▶ [Entries provided]:
______
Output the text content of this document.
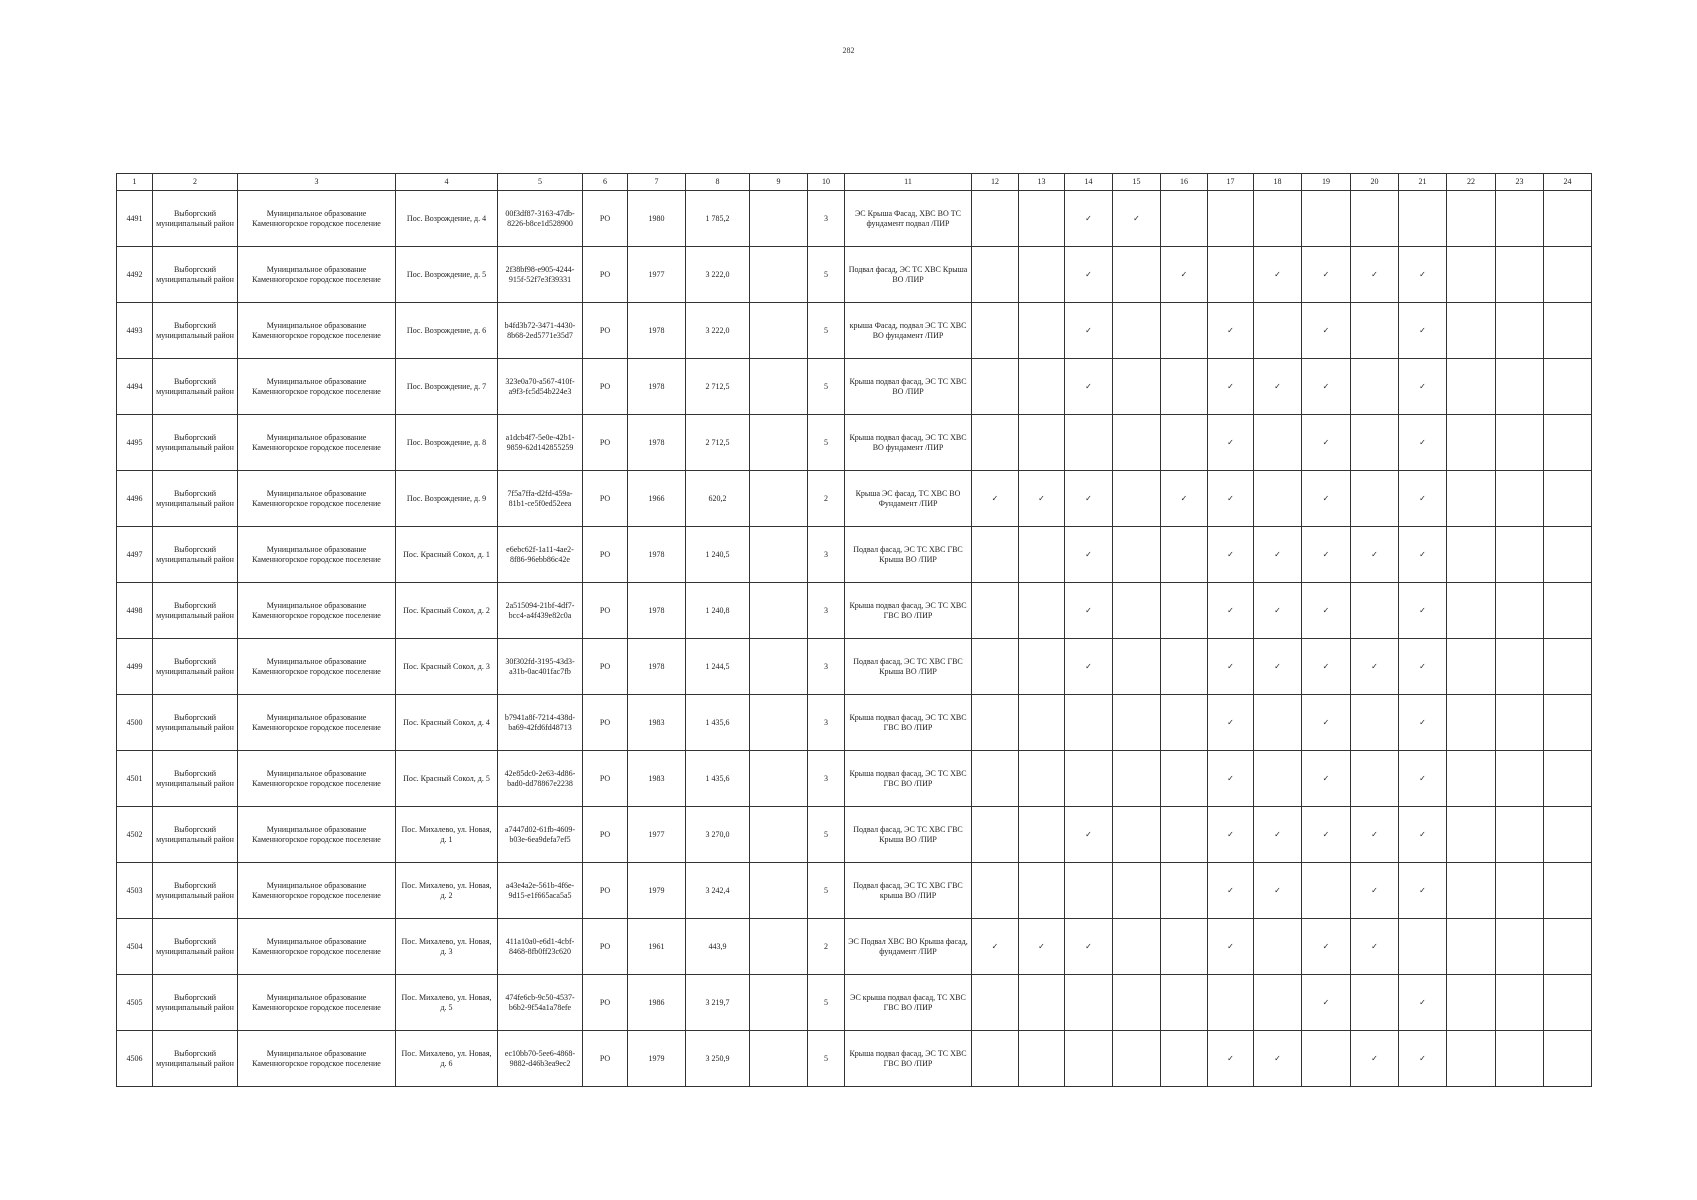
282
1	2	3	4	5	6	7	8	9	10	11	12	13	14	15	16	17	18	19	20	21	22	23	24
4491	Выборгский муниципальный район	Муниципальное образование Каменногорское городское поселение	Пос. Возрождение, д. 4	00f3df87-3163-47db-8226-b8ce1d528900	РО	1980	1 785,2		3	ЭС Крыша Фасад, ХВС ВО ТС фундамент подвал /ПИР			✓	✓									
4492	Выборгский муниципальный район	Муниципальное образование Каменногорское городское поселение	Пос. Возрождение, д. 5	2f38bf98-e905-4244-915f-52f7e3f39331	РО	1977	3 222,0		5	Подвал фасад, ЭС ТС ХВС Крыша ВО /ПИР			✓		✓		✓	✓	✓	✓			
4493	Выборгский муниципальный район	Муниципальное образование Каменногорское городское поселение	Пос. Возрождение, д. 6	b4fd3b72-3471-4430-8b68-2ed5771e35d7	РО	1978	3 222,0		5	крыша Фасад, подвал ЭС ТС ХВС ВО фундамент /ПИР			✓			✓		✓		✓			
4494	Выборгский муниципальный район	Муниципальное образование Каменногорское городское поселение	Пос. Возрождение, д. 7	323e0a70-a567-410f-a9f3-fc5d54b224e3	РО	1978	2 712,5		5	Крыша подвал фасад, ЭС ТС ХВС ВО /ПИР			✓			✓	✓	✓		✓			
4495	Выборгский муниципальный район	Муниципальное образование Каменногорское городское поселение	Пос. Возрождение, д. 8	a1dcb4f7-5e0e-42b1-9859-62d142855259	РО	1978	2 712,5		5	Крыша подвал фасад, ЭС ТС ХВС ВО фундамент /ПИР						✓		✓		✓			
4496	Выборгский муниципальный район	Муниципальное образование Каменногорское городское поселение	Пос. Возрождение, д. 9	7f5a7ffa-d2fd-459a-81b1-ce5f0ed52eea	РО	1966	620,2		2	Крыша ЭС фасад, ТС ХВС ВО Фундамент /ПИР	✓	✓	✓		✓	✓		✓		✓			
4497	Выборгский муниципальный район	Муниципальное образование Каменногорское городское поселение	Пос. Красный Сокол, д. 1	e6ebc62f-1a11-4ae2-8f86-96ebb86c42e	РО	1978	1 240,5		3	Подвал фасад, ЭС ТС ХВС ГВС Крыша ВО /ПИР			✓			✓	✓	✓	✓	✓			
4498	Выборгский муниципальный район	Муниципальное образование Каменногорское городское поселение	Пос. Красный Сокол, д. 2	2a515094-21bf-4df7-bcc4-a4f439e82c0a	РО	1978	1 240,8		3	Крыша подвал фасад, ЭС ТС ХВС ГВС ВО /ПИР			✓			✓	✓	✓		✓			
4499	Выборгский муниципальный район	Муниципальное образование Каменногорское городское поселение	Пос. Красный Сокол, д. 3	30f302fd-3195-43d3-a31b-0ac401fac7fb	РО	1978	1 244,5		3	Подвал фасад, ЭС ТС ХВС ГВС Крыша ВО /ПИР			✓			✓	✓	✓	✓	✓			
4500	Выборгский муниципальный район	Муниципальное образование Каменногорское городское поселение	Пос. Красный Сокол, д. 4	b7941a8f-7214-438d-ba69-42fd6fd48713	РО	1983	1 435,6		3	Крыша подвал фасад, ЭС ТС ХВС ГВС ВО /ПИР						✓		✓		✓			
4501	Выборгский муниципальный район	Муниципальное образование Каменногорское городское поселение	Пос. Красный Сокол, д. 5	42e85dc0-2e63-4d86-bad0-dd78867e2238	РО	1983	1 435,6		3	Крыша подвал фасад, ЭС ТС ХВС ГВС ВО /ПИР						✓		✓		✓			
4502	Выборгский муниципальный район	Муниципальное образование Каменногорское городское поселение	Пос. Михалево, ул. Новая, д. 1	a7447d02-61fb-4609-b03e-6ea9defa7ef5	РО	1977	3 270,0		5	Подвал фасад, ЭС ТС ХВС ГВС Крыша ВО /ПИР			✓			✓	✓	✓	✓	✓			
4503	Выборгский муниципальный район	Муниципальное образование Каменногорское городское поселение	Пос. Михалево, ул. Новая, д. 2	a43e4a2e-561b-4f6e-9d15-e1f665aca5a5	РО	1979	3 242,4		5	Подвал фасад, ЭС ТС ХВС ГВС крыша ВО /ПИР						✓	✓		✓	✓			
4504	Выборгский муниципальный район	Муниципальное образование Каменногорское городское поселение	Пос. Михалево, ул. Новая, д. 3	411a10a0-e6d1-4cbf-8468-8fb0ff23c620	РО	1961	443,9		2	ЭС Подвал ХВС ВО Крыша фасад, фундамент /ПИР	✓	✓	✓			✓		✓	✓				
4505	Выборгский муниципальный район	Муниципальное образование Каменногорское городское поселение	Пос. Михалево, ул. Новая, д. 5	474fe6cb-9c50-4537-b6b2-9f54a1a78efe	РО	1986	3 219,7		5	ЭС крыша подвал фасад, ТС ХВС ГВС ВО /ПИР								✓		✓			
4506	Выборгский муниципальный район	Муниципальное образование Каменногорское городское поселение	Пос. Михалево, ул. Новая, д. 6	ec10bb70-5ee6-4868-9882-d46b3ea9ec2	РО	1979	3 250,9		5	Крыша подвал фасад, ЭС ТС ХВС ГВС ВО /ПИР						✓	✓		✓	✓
______
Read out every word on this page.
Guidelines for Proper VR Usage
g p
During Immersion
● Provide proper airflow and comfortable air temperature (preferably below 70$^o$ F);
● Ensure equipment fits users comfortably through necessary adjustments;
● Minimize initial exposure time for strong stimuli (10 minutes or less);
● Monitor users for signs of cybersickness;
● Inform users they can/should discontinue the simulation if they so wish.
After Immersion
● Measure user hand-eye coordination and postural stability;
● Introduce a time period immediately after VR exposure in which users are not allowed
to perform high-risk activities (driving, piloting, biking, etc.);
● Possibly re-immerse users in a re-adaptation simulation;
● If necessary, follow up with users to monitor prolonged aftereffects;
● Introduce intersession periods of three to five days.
______
▶ [Exercise task]:
In the material above, find each line that contains the word "necessary", and select it.

▶ [Solution to the exercise]:
● Ensure equipment fits users comfortably through necessary adjustments;
● If necessary, follow up with users to monitor prolonged aftereffects;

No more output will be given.